[begin Records to use]

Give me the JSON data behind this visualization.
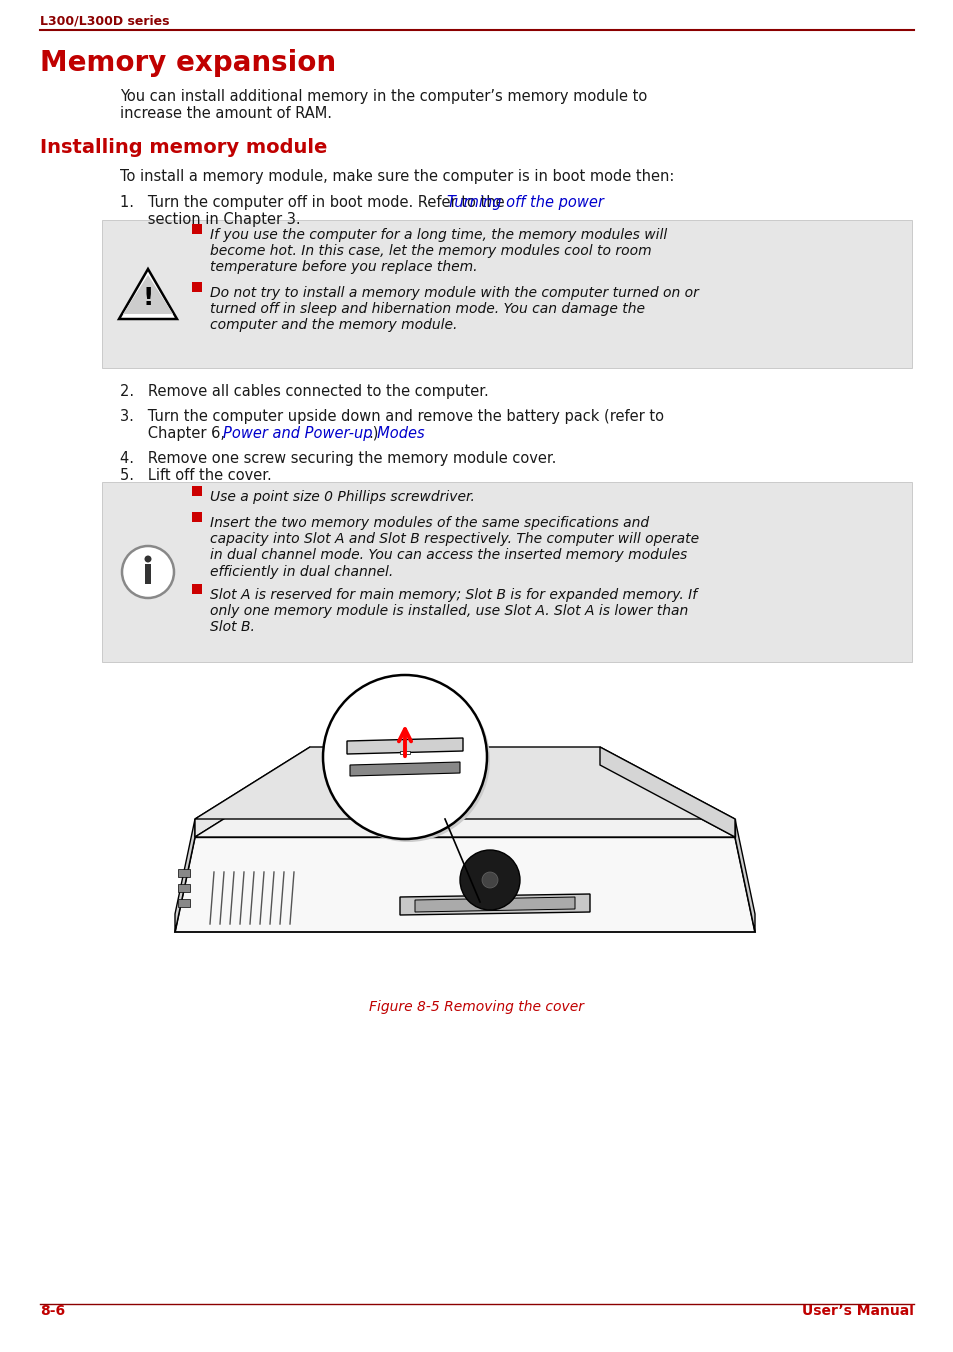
{
  "bg_color": "#ffffff",
  "header_text": "L300/L300D series",
  "header_color": "#8b0000",
  "title": "Memory expansion",
  "title_color": "#c00000",
  "subtitle": "Installing memory module",
  "subtitle_color": "#c00000",
  "body_color": "#1a1a1a",
  "link_color": "#0000cc",
  "gray_box_color": "#e6e6e6",
  "red_bullet_color": "#cc0000",
  "footer_left": "8-6",
  "footer_right": "User’s Manual",
  "footer_color": "#c00000",
  "para1_line1": "You can install additional memory in the computer’s memory module to",
  "para1_line2": "increase the amount of RAM.",
  "para2": "To install a memory module, make sure the computer is in boot mode then:",
  "item1_pre": "1.   Turn the computer off in boot mode. Refer to the ",
  "item1_link": "Turning off the power",
  "item1_line2": "      section in Chapter 3.",
  "warn1": "If you use the computer for a long time, the memory modules will\nbecome hot. In this case, let the memory modules cool to room\ntemperature before you replace them.",
  "warn2": "Do not try to install a memory module with the computer turned on or\nturned off in sleep and hibernation mode. You can damage the\ncomputer and the memory module.",
  "item2": "2.   Remove all cables connected to the computer.",
  "item3_line1": "3.   Turn the computer upside down and remove the battery pack (refer to",
  "item3_line2_pre": "      Chapter 6, ",
  "item3_link": "Power and Power-up Modes",
  "item3_link_post": ".)",
  "item4": "4.   Remove one screw securing the memory module cover.",
  "item5": "5.   Lift off the cover.",
  "note1": "Use a point size 0 Phillips screwdriver.",
  "note2": "Insert the two memory modules of the same specifications and\ncapacity into Slot A and Slot B respectively. The computer will operate\nin dual channel mode. You can access the inserted memory modules\nefficiently in dual channel.",
  "note3": "Slot A is reserved for main memory; Slot B is for expanded memory. If\nonly one memory module is installed, use Slot A. Slot A is lower than\nSlot B.",
  "fig_caption": "Figure 8-5 Removing the cover"
}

[end Records to use]

* Short problem
Take each line of the material that contains the word "modules" and list it.

* Right answer
  "warn1": "If you use the computer for a long time, the memory modules will\nbecome hot. In this case, let the memory modules cool to room\ntemperature before you replace them.",
  "note2": "Insert the two memory modules of the same specifications and\ncapacity into Slot A and Slot B respectively. The computer will operate\nin dual channel mode. You can access the inserted memory modules\nefficiently in dual channel.",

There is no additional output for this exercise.